▶ [Exercise] Retype each record shown below, leaving every character as it is.

▶ [Input data]
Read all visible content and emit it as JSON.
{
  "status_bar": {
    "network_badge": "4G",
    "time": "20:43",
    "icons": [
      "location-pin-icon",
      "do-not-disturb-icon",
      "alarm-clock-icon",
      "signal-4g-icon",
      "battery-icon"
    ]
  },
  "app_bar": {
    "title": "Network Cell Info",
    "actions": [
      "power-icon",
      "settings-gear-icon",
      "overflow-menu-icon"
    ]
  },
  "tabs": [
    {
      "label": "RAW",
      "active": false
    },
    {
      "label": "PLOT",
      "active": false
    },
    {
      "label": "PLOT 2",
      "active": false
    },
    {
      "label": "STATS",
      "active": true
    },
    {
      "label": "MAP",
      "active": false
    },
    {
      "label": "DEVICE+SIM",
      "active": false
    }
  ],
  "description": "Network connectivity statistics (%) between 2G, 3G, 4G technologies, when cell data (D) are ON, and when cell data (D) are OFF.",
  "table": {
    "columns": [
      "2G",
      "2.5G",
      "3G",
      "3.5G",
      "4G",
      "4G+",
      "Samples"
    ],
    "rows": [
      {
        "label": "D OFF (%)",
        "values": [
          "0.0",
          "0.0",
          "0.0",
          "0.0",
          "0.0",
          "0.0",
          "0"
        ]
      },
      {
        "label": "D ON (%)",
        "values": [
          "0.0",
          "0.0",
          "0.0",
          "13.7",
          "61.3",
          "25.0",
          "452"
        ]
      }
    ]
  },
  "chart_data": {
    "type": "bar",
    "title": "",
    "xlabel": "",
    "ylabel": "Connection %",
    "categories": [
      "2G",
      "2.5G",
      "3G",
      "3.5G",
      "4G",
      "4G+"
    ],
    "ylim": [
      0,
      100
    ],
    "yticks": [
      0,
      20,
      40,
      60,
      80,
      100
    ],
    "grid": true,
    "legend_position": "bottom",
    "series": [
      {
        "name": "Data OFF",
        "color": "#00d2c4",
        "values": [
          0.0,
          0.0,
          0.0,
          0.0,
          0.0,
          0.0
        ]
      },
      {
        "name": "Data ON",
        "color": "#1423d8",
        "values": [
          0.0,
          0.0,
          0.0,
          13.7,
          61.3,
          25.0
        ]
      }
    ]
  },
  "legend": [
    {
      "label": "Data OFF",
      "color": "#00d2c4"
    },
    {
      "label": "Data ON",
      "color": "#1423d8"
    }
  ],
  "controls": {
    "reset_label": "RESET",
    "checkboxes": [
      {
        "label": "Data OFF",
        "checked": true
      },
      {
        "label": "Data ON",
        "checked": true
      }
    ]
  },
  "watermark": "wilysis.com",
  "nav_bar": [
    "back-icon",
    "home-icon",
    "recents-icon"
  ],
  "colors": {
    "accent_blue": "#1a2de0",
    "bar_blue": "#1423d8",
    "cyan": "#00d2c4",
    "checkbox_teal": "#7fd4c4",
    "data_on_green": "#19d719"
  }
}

▶ [Output of the exercise]
Read all visible content and emit it as JSON.
{
  "status_bar": {
    "network_badge": "4G",
    "time": "20:43",
    "icons": [
      "location-pin-icon",
      "do-not-disturb-icon",
      "alarm-clock-icon",
      "signal-4g-icon",
      "battery-icon"
    ]
  },
  "app_bar": {
    "title": "Network Cell Info",
    "actions": [
      "power-icon",
      "settings-gear-icon",
      "overflow-menu-icon"
    ]
  },
  "tabs": [
    {
      "label": "RAW",
      "active": false
    },
    {
      "label": "PLOT",
      "active": false
    },
    {
      "label": "PLOT 2",
      "active": false
    },
    {
      "label": "STATS",
      "active": true
    },
    {
      "label": "MAP",
      "active": false
    },
    {
      "label": "DEVICE+SIM",
      "active": false
    }
  ],
  "description": "Network connectivity statistics (%) between 2G, 3G, 4G technologies, when cell data (D) are ON, and when cell data (D) are OFF.",
  "table": {
    "columns": [
      "2G",
      "2.5G",
      "3G",
      "3.5G",
      "4G",
      "4G+",
      "Samples"
    ],
    "rows": [
      {
        "label": "D OFF (%)",
        "values": [
          "0.0",
          "0.0",
          "0.0",
          "0.0",
          "0.0",
          "0.0",
          "0"
        ]
      },
      {
        "label": "D ON (%)",
        "values": [
          "0.0",
          "0.0",
          "0.0",
          "13.7",
          "61.3",
          "25.0",
          "452"
        ]
      }
    ]
  },
  "chart_data": {
    "type": "bar",
    "title": "",
    "xlabel": "",
    "ylabel": "Connection %",
    "categories": [
      "2G",
      "2.5G",
      "3G",
      "3.5G",
      "4G",
      "4G+"
    ],
    "ylim": [
      0,
      100
    ],
    "yticks": [
      0,
      20,
      40,
      60,
      80,
      100
    ],
    "grid": true,
    "legend_position": "bottom",
    "series": [
      {
        "name": "Data OFF",
        "color": "#00d2c4",
        "values": [
          0.0,
          0.0,
          0.0,
          0.0,
          0.0,
          0.0
        ]
      },
      {
        "name": "Data ON",
        "color": "#1423d8",
        "values": [
          0.0,
          0.0,
          0.0,
          13.7,
          61.3,
          25.0
        ]
      }
    ]
  },
  "legend": [
    {
      "label": "Data OFF",
      "color": "#00d2c4"
    },
    {
      "label": "Data ON",
      "color": "#1423d8"
    }
  ],
  "controls": {
    "reset_label": "RESET",
    "checkboxes": [
      {
        "label": "Data OFF",
        "checked": true
      },
      {
        "label": "Data ON",
        "checked": true
      }
    ]
  },
  "watermark": "wilysis.com",
  "nav_bar": [
    "back-icon",
    "home-icon",
    "recents-icon"
  ],
  "colors": {
    "accent_blue": "#1a2de0",
    "bar_blue": "#1423d8",
    "cyan": "#00d2c4",
    "checkbox_teal": "#7fd4c4",
    "data_on_green": "#19d719"
  }
}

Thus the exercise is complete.